--- Begin Input data ---

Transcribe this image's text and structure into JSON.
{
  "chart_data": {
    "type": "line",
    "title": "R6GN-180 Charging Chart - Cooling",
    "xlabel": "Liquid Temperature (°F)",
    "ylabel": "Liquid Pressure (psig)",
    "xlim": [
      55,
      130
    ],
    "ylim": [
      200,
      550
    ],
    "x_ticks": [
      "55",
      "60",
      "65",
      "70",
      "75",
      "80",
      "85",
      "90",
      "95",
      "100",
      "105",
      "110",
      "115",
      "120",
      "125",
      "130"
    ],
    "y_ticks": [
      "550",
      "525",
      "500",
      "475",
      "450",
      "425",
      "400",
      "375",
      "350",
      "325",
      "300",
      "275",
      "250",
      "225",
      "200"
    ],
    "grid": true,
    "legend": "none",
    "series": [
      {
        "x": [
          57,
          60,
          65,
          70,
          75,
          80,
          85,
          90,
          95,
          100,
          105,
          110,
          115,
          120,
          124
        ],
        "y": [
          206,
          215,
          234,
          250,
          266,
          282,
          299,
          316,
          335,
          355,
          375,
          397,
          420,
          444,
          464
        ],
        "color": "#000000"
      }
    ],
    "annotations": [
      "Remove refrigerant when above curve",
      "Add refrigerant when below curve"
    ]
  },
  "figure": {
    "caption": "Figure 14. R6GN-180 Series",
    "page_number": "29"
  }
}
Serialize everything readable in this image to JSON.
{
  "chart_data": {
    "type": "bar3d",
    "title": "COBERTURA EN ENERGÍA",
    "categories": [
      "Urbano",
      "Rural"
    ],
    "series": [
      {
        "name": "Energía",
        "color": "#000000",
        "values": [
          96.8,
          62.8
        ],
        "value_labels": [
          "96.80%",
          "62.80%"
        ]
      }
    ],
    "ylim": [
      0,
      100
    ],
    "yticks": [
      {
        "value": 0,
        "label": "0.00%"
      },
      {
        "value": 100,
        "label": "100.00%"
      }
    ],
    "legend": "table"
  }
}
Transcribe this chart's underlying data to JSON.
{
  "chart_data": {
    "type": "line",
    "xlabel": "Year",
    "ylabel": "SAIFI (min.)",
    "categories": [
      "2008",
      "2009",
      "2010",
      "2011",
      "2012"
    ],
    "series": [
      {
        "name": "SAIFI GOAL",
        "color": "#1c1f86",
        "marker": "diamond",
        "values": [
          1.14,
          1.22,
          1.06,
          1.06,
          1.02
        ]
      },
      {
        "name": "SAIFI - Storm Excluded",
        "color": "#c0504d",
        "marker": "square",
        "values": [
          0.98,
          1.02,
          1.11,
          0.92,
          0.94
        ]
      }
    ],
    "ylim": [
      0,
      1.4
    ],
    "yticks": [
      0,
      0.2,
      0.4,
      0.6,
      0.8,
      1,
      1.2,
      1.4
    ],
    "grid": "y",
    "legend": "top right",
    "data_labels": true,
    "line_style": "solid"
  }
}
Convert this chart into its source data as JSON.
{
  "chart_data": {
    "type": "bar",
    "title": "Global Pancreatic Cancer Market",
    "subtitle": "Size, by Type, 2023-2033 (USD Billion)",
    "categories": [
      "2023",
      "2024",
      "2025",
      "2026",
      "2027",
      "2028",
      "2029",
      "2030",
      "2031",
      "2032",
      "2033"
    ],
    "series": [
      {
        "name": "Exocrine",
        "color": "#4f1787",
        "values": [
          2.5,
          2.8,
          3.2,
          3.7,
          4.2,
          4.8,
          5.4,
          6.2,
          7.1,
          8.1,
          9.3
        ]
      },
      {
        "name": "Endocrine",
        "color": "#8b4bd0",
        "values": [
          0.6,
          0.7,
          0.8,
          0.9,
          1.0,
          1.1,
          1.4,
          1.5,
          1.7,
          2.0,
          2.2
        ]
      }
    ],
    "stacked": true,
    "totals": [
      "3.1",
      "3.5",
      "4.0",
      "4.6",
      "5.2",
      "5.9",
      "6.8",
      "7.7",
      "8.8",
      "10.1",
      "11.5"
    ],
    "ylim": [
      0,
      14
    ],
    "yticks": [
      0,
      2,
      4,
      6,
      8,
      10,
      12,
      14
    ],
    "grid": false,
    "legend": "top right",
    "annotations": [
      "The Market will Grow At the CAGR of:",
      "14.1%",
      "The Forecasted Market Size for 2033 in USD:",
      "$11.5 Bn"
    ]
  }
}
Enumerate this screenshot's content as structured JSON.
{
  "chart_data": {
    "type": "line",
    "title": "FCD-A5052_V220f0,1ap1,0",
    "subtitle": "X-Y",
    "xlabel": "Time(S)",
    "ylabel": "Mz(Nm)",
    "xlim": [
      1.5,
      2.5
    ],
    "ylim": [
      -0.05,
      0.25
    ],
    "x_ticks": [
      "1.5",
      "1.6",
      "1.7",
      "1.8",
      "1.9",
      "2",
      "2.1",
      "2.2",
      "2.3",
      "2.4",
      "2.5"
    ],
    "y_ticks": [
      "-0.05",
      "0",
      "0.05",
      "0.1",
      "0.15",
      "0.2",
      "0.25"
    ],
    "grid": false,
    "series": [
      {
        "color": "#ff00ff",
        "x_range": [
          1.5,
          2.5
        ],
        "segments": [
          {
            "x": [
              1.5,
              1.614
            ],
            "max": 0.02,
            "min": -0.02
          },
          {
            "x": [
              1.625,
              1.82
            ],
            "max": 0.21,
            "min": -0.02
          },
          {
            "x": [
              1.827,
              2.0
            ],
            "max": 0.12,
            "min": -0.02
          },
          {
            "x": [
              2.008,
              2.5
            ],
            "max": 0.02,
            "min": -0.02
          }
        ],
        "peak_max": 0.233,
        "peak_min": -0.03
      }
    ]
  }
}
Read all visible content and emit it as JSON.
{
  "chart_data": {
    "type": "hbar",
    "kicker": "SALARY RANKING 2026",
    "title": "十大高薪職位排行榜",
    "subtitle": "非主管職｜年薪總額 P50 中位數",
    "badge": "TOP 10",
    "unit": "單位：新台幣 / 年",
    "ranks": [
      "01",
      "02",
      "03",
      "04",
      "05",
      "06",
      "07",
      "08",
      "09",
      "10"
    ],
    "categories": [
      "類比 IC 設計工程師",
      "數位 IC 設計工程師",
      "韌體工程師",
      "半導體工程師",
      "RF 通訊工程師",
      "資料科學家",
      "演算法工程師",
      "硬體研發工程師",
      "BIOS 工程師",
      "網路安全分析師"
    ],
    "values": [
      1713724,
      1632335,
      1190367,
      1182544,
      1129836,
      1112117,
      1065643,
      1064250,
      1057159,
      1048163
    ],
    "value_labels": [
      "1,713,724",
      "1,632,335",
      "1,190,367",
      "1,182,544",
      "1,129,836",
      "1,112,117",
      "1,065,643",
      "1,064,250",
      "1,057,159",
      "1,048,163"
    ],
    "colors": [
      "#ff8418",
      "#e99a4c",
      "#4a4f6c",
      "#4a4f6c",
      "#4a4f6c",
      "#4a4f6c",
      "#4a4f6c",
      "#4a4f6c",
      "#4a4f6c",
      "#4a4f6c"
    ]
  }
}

--- End Input data ---

## Given task
Take the lines above and print them exactly.

## Exercise answer
Transcribe this image's text and structure into JSON.
{
  "chart_data": {
    "type": "line",
    "title": "R6GN-180 Charging Chart - Cooling",
    "xlabel": "Liquid Temperature (°F)",
    "ylabel": "Liquid Pressure (psig)",
    "xlim": [
      55,
      130
    ],
    "ylim": [
      200,
      550
    ],
    "x_ticks": [
      "55",
      "60",
      "65",
      "70",
      "75",
      "80",
      "85",
      "90",
      "95",
      "100",
      "105",
      "110",
      "115",
      "120",
      "125",
      "130"
    ],
    "y_ticks": [
      "550",
      "525",
      "500",
      "475",
      "450",
      "425",
      "400",
      "375",
      "350",
      "325",
      "300",
      "275",
      "250",
      "225",
      "200"
    ],
    "grid": true,
    "legend": "none",
    "series": [
      {
        "x": [
          57,
          60,
          65,
          70,
          75,
          80,
          85,
          90,
          95,
          100,
          105,
          110,
          115,
          120,
          124
        ],
        "y": [
          206,
          215,
          234,
          250,
          266,
          282,
          299,
          316,
          335,
          355,
          375,
          397,
          420,
          444,
          464
        ],
        "color": "#000000"
      }
    ],
    "annotations": [
      "Remove refrigerant when above curve",
      "Add refrigerant when below curve"
    ]
  },
  "figure": {
    "caption": "Figure 14. R6GN-180 Series",
    "page_number": "29"
  }
}
Serialize everything readable in this image to JSON.
{
  "chart_data": {
    "type": "bar3d",
    "title": "COBERTURA EN ENERGÍA",
    "categories": [
      "Urbano",
      "Rural"
    ],
    "series": [
      {
        "name": "Energía",
        "color": "#000000",
        "values": [
          96.8,
          62.8
        ],
        "value_labels": [
          "96.80%",
          "62.80%"
        ]
      }
    ],
    "ylim": [
      0,
      100
    ],
    "yticks": [
      {
        "value": 0,
        "label": "0.00%"
      },
      {
        "value": 100,
        "label": "100.00%"
      }
    ],
    "legend": "table"
  }
}
Transcribe this chart's underlying data to JSON.
{
  "chart_data": {
    "type": "line",
    "xlabel": "Year",
    "ylabel": "SAIFI (min.)",
    "categories": [
      "2008",
      "2009",
      "2010",
      "2011",
      "2012"
    ],
    "series": [
      {
        "name": "SAIFI GOAL",
        "color": "#1c1f86",
        "marker": "diamond",
        "values": [
          1.14,
          1.22,
          1.06,
          1.06,
          1.02
        ]
      },
      {
        "name": "SAIFI - Storm Excluded",
        "color": "#c0504d",
        "marker": "square",
        "values": [
          0.98,
          1.02,
          1.11,
          0.92,
          0.94
        ]
      }
    ],
    "ylim": [
      0,
      1.4
    ],
    "yticks": [
      0,
      0.2,
      0.4,
      0.6,
      0.8,
      1,
      1.2,
      1.4
    ],
    "grid": "y",
    "legend": "top right",
    "data_labels": true,
    "line_style": "solid"
  }
}
Convert this chart into its source data as JSON.
{
  "chart_data": {
    "type": "bar",
    "title": "Global Pancreatic Cancer Market",
    "subtitle": "Size, by Type, 2023-2033 (USD Billion)",
    "categories": [
      "2023",
      "2024",
      "2025",
      "2026",
      "2027",
      "2028",
      "2029",
      "2030",
      "2031",
      "2032",
      "2033"
    ],
    "series": [
      {
        "name": "Exocrine",
        "color": "#4f1787",
        "values": [
          2.5,
          2.8,
          3.2,
          3.7,
          4.2,
          4.8,
          5.4,
          6.2,
          7.1,
          8.1,
          9.3
        ]
      },
      {
        "name": "Endocrine",
        "color": "#8b4bd0",
        "values": [
          0.6,
          0.7,
          0.8,
          0.9,
          1.0,
          1.1,
          1.4,
          1.5,
          1.7,
          2.0,
          2.2
        ]
      }
    ],
    "stacked": true,
    "totals": [
      "3.1",
      "3.5",
      "4.0",
      "4.6",
      "5.2",
      "5.9",
      "6.8",
      "7.7",
      "8.8",
      "10.1",
      "11.5"
    ],
    "ylim": [
      0,
      14
    ],
    "yticks": [
      0,
      2,
      4,
      6,
      8,
      10,
      12,
      14
    ],
    "grid": false,
    "legend": "top right",
    "annotations": [
      "The Market will Grow At the CAGR of:",
      "14.1%",
      "The Forecasted Market Size for 2033 in USD:",
      "$11.5 Bn"
    ]
  }
}
Enumerate this screenshot's content as structured JSON.
{
  "chart_data": {
    "type": "line",
    "title": "FCD-A5052_V220f0,1ap1,0",
    "subtitle": "X-Y",
    "xlabel": "Time(S)",
    "ylabel": "Mz(Nm)",
    "xlim": [
      1.5,
      2.5
    ],
    "ylim": [
      -0.05,
      0.25
    ],
    "x_ticks": [
      "1.5",
      "1.6",
      "1.7",
      "1.8",
      "1.9",
      "2",
      "2.1",
      "2.2",
      "2.3",
      "2.4",
      "2.5"
    ],
    "y_ticks": [
      "-0.05",
      "0",
      "0.05",
      "0.1",
      "0.15",
      "0.2",
      "0.25"
    ],
    "grid": false,
    "series": [
      {
        "color": "#ff00ff",
        "x_range": [
          1.5,
          2.5
        ],
        "segments": [
          {
            "x": [
              1.5,
              1.614
            ],
            "max": 0.02,
            "min": -0.02
          },
          {
            "x": [
              1.625,
              1.82
            ],
            "max": 0.21,
            "min": -0.02
          },
          {
            "x": [
              1.827,
              2.0
            ],
            "max": 0.12,
            "min": -0.02
          },
          {
            "x": [
              2.008,
              2.5
            ],
            "max": 0.02,
            "min": -0.02
          }
        ],
        "peak_max": 0.233,
        "peak_min": -0.03
      }
    ]
  }
}
Read all visible content and emit it as JSON.
{
  "chart_data": {
    "type": "hbar",
    "kicker": "SALARY RANKING 2026",
    "title": "十大高薪職位排行榜",
    "subtitle": "非主管職｜年薪總額 P50 中位數",
    "badge": "TOP 10",
    "unit": "單位：新台幣 / 年",
    "ranks": [
      "01",
      "02",
      "03",
      "04",
      "05",
      "06",
      "07",
      "08",
      "09",
      "10"
    ],
    "categories": [
      "類比 IC 設計工程師",
      "數位 IC 設計工程師",
      "韌體工程師",
      "半導體工程師",
      "RF 通訊工程師",
      "資料科學家",
      "演算法工程師",
      "硬體研發工程師",
      "BIOS 工程師",
      "網路安全分析師"
    ],
    "values": [
      1713724,
      1632335,
      1190367,
      1182544,
      1129836,
      1112117,
      1065643,
      1064250,
      1057159,
      1048163
    ],
    "value_labels": [
      "1,713,724",
      "1,632,335",
      "1,190,367",
      "1,182,544",
      "1,129,836",
      "1,112,117",
      "1,065,643",
      "1,064,250",
      "1,057,159",
      "1,048,163"
    ],
    "colors": [
      "#ff8418",
      "#e99a4c",
      "#4a4f6c",
      "#4a4f6c",
      "#4a4f6c",
      "#4a4f6c",
      "#4a4f6c",
      "#4a4f6c",
      "#4a4f6c",
      "#4a4f6c"
    ]
  }
}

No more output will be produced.